— start of Records for the exercise —
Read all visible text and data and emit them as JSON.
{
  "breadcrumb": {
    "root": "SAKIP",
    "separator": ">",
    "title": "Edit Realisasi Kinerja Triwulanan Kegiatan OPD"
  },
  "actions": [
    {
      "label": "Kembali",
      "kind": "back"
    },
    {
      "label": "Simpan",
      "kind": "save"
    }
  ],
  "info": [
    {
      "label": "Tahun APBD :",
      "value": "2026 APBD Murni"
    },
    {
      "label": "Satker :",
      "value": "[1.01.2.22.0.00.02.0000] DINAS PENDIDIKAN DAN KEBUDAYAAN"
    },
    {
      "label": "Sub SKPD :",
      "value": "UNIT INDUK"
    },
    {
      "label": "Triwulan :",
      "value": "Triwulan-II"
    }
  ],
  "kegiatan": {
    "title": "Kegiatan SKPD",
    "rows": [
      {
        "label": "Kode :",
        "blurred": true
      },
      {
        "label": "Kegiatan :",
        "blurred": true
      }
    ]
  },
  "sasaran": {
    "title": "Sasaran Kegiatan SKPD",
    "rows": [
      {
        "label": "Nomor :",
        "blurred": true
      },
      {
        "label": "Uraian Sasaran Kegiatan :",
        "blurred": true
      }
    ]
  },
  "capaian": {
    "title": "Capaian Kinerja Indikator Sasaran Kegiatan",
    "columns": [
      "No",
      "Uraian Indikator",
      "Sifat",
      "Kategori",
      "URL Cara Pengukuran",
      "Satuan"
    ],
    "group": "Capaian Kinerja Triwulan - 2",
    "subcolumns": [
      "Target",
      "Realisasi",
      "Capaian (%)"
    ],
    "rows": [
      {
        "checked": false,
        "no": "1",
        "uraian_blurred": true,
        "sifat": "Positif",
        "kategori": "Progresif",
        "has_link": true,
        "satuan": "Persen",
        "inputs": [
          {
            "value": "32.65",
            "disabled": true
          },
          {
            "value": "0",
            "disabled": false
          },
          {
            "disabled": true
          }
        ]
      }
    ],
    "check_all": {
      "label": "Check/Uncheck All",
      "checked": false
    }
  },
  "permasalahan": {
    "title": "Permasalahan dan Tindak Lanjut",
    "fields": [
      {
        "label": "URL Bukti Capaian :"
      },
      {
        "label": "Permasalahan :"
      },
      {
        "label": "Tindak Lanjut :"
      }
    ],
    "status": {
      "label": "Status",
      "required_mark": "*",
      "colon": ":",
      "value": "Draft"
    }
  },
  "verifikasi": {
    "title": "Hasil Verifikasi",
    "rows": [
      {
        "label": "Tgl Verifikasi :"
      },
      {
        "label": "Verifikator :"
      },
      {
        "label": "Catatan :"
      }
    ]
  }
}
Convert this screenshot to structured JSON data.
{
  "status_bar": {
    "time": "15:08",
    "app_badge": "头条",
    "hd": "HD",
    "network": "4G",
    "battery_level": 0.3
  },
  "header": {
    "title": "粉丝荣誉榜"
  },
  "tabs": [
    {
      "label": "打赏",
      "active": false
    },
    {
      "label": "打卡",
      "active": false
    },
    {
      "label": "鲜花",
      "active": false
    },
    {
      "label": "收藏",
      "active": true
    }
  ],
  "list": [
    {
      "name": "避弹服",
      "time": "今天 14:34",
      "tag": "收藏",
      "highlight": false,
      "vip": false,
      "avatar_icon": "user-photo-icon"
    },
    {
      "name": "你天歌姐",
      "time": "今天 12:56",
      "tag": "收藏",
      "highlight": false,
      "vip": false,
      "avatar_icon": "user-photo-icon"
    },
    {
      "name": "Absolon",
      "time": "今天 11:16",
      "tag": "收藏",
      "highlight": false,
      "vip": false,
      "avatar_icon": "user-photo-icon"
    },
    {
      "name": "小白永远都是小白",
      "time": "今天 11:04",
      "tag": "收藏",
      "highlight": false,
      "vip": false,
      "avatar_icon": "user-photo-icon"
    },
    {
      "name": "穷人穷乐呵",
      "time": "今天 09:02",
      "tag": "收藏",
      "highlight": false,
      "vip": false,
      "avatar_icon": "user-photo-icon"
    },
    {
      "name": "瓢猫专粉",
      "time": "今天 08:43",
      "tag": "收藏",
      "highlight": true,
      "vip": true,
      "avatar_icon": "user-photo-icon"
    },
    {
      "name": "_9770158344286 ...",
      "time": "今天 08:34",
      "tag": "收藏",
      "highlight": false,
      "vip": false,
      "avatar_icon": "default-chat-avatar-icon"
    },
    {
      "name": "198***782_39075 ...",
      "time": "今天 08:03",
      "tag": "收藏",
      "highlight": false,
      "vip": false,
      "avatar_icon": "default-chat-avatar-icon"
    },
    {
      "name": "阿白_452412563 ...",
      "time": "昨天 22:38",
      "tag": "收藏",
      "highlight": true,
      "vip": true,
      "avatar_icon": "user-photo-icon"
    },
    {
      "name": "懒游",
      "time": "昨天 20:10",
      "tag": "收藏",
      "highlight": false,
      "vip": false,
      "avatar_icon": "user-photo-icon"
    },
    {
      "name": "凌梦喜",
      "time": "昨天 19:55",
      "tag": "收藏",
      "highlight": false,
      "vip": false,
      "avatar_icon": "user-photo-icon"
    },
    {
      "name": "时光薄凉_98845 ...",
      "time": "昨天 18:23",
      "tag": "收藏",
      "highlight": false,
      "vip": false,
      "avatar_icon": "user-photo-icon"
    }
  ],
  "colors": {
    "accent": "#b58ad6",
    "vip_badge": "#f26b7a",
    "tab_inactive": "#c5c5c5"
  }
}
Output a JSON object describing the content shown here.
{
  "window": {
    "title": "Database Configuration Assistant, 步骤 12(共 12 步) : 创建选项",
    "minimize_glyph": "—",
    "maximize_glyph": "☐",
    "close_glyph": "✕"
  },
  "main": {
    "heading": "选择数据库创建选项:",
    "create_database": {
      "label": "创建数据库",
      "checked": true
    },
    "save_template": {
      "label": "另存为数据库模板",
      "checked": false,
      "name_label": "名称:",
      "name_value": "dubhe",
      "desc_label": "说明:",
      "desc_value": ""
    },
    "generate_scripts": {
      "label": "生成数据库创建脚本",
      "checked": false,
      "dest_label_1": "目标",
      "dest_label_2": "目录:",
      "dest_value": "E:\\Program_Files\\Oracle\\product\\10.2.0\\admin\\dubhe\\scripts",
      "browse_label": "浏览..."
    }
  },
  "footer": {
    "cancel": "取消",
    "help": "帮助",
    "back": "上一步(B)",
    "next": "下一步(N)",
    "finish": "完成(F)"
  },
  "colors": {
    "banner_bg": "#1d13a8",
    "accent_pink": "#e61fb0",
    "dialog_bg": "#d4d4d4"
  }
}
— end of Records for the exercise —
* _Task directions_
Output each record exactly, leaving nothing out.

* _Reply to the exercise_
Read all visible text and data and emit them as JSON.
{
  "breadcrumb": {
    "root": "SAKIP",
    "separator": ">",
    "title": "Edit Realisasi Kinerja Triwulanan Kegiatan OPD"
  },
  "actions": [
    {
      "label": "Kembali",
      "kind": "back"
    },
    {
      "label": "Simpan",
      "kind": "save"
    }
  ],
  "info": [
    {
      "label": "Tahun APBD :",
      "value": "2026 APBD Murni"
    },
    {
      "label": "Satker :",
      "value": "[1.01.2.22.0.00.02.0000] DINAS PENDIDIKAN DAN KEBUDAYAAN"
    },
    {
      "label": "Sub SKPD :",
      "value": "UNIT INDUK"
    },
    {
      "label": "Triwulan :",
      "value": "Triwulan-II"
    }
  ],
  "kegiatan": {
    "title": "Kegiatan SKPD",
    "rows": [
      {
        "label": "Kode :",
        "blurred": true
      },
      {
        "label": "Kegiatan :",
        "blurred": true
      }
    ]
  },
  "sasaran": {
    "title": "Sasaran Kegiatan SKPD",
    "rows": [
      {
        "label": "Nomor :",
        "blurred": true
      },
      {
        "label": "Uraian Sasaran Kegiatan :",
        "blurred": true
      }
    ]
  },
  "capaian": {
    "title": "Capaian Kinerja Indikator Sasaran Kegiatan",
    "columns": [
      "No",
      "Uraian Indikator",
      "Sifat",
      "Kategori",
      "URL Cara Pengukuran",
      "Satuan"
    ],
    "group": "Capaian Kinerja Triwulan - 2",
    "subcolumns": [
      "Target",
      "Realisasi",
      "Capaian (%)"
    ],
    "rows": [
      {
        "checked": false,
        "no": "1",
        "uraian_blurred": true,
        "sifat": "Positif",
        "kategori": "Progresif",
        "has_link": true,
        "satuan": "Persen",
        "inputs": [
          {
            "value": "32.65",
            "disabled": true
          },
          {
            "value": "0",
            "disabled": false
          },
          {
            "disabled": true
          }
        ]
      }
    ],
    "check_all": {
      "label": "Check/Uncheck All",
      "checked": false
    }
  },
  "permasalahan": {
    "title": "Permasalahan dan Tindak Lanjut",
    "fields": [
      {
        "label": "URL Bukti Capaian :"
      },
      {
        "label": "Permasalahan :"
      },
      {
        "label": "Tindak Lanjut :"
      }
    ],
    "status": {
      "label": "Status",
      "required_mark": "*",
      "colon": ":",
      "value": "Draft"
    }
  },
  "verifikasi": {
    "title": "Hasil Verifikasi",
    "rows": [
      {
        "label": "Tgl Verifikasi :"
      },
      {
        "label": "Verifikator :"
      },
      {
        "label": "Catatan :"
      }
    ]
  }
}
Convert this screenshot to structured JSON data.
{
  "status_bar": {
    "time": "15:08",
    "app_badge": "头条",
    "hd": "HD",
    "network": "4G",
    "battery_level": 0.3
  },
  "header": {
    "title": "粉丝荣誉榜"
  },
  "tabs": [
    {
      "label": "打赏",
      "active": false
    },
    {
      "label": "打卡",
      "active": false
    },
    {
      "label": "鲜花",
      "active": false
    },
    {
      "label": "收藏",
      "active": true
    }
  ],
  "list": [
    {
      "name": "避弹服",
      "time": "今天 14:34",
      "tag": "收藏",
      "highlight": false,
      "vip": false,
      "avatar_icon": "user-photo-icon"
    },
    {
      "name": "你天歌姐",
      "time": "今天 12:56",
      "tag": "收藏",
      "highlight": false,
      "vip": false,
      "avatar_icon": "user-photo-icon"
    },
    {
      "name": "Absolon",
      "time": "今天 11:16",
      "tag": "收藏",
      "highlight": false,
      "vip": false,
      "avatar_icon": "user-photo-icon"
    },
    {
      "name": "小白永远都是小白",
      "time": "今天 11:04",
      "tag": "收藏",
      "highlight": false,
      "vip": false,
      "avatar_icon": "user-photo-icon"
    },
    {
      "name": "穷人穷乐呵",
      "time": "今天 09:02",
      "tag": "收藏",
      "highlight": false,
      "vip": false,
      "avatar_icon": "user-photo-icon"
    },
    {
      "name": "瓢猫专粉",
      "time": "今天 08:43",
      "tag": "收藏",
      "highlight": true,
      "vip": true,
      "avatar_icon": "user-photo-icon"
    },
    {
      "name": "_9770158344286 ...",
      "time": "今天 08:34",
      "tag": "收藏",
      "highlight": false,
      "vip": false,
      "avatar_icon": "default-chat-avatar-icon"
    },
    {
      "name": "198***782_39075 ...",
      "time": "今天 08:03",
      "tag": "收藏",
      "highlight": false,
      "vip": false,
      "avatar_icon": "default-chat-avatar-icon"
    },
    {
      "name": "阿白_452412563 ...",
      "time": "昨天 22:38",
      "tag": "收藏",
      "highlight": true,
      "vip": true,
      "avatar_icon": "user-photo-icon"
    },
    {
      "name": "懒游",
      "time": "昨天 20:10",
      "tag": "收藏",
      "highlight": false,
      "vip": false,
      "avatar_icon": "user-photo-icon"
    },
    {
      "name": "凌梦喜",
      "time": "昨天 19:55",
      "tag": "收藏",
      "highlight": false,
      "vip": false,
      "avatar_icon": "user-photo-icon"
    },
    {
      "name": "时光薄凉_98845 ...",
      "time": "昨天 18:23",
      "tag": "收藏",
      "highlight": false,
      "vip": false,
      "avatar_icon": "user-photo-icon"
    }
  ],
  "colors": {
    "accent": "#b58ad6",
    "vip_badge": "#f26b7a",
    "tab_inactive": "#c5c5c5"
  }
}
Output a JSON object describing the content shown here.
{
  "window": {
    "title": "Database Configuration Assistant, 步骤 12(共 12 步) : 创建选项",
    "minimize_glyph": "—",
    "maximize_glyph": "☐",
    "close_glyph": "✕"
  },
  "main": {
    "heading": "选择数据库创建选项:",
    "create_database": {
      "label": "创建数据库",
      "checked": true
    },
    "save_template": {
      "label": "另存为数据库模板",
      "checked": false,
      "name_label": "名称:",
      "name_value": "dubhe",
      "desc_label": "说明:",
      "desc_value": ""
    },
    "generate_scripts": {
      "label": "生成数据库创建脚本",
      "checked": false,
      "dest_label_1": "目标",
      "dest_label_2": "目录:",
      "dest_value": "E:\\Program_Files\\Oracle\\product\\10.2.0\\admin\\dubhe\\scripts",
      "browse_label": "浏览..."
    }
  },
  "footer": {
    "cancel": "取消",
    "help": "帮助",
    "back": "上一步(B)",
    "next": "下一步(N)",
    "finish": "完成(F)"
  },
  "colors": {
    "banner_bg": "#1d13a8",
    "accent_pink": "#e61fb0",
    "dialog_bg": "#d4d4d4"
  }
}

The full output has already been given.